__LISTED RECORDS__:
────────────────

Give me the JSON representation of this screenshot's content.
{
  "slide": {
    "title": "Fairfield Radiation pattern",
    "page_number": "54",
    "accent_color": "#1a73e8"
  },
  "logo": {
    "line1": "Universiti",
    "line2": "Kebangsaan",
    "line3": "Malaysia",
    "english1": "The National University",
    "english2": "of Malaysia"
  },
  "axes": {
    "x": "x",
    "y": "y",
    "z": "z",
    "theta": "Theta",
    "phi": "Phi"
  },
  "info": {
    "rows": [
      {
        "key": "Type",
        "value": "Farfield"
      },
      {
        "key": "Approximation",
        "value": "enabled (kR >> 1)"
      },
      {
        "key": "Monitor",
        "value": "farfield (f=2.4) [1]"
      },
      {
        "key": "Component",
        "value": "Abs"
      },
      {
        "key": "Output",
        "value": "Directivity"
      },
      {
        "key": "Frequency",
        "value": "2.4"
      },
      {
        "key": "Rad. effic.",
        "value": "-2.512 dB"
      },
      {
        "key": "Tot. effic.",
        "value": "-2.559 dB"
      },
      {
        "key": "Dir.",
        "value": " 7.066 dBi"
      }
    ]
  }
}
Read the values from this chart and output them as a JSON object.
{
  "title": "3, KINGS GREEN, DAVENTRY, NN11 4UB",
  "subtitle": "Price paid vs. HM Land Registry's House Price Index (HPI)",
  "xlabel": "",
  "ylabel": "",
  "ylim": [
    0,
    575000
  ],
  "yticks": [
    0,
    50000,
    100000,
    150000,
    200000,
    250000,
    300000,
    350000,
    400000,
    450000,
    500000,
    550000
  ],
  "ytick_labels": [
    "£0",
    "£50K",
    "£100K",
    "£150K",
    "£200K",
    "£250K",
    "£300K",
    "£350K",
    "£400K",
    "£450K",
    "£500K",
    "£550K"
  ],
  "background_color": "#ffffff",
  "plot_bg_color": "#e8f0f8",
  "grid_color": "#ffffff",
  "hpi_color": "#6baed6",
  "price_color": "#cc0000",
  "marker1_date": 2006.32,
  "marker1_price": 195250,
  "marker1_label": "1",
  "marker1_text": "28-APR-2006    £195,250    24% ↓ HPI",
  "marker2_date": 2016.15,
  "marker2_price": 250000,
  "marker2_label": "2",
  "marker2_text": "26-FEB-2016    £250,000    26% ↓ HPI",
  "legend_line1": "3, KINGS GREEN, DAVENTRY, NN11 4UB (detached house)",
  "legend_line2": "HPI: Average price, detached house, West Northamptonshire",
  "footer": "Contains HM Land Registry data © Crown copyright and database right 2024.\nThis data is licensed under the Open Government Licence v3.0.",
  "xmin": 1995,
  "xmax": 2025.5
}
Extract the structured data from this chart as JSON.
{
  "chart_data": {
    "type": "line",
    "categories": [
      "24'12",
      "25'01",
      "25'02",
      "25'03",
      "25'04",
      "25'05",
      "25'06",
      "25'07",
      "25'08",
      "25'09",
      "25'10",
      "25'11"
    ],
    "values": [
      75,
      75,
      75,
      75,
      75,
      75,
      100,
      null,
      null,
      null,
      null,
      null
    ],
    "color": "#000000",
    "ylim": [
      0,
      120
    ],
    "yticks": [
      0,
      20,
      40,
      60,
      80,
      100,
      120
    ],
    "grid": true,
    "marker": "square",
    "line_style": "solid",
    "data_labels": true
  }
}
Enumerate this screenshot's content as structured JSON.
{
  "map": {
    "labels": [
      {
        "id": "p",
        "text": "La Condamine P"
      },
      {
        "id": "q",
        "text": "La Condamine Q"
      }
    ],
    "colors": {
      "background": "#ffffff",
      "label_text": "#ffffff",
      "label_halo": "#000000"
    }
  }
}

────────────────

__TASK INSTRUCTIONS__: Lines from the one containing "Extract the structured" through the final line are to be given again verbatim, with nothing before or after.

__TASK SOLUTION__:
Extract the structured data from this chart as JSON.
{
  "chart_data": {
    "type": "line",
    "categories": [
      "24'12",
      "25'01",
      "25'02",
      "25'03",
      "25'04",
      "25'05",
      "25'06",
      "25'07",
      "25'08",
      "25'09",
      "25'10",
      "25'11"
    ],
    "values": [
      75,
      75,
      75,
      75,
      75,
      75,
      100,
      null,
      null,
      null,
      null,
      null
    ],
    "color": "#000000",
    "ylim": [
      0,
      120
    ],
    "yticks": [
      0,
      20,
      40,
      60,
      80,
      100,
      120
    ],
    "grid": true,
    "marker": "square",
    "line_style": "solid",
    "data_labels": true
  }
}
Enumerate this screenshot's content as structured JSON.
{
  "map": {
    "labels": [
      {
        "id": "p",
        "text": "La Condamine P"
      },
      {
        "id": "q",
        "text": "La Condamine Q"
      }
    ],
    "colors": {
      "background": "#ffffff",
      "label_text": "#ffffff",
      "label_halo": "#000000"
    }
  }
}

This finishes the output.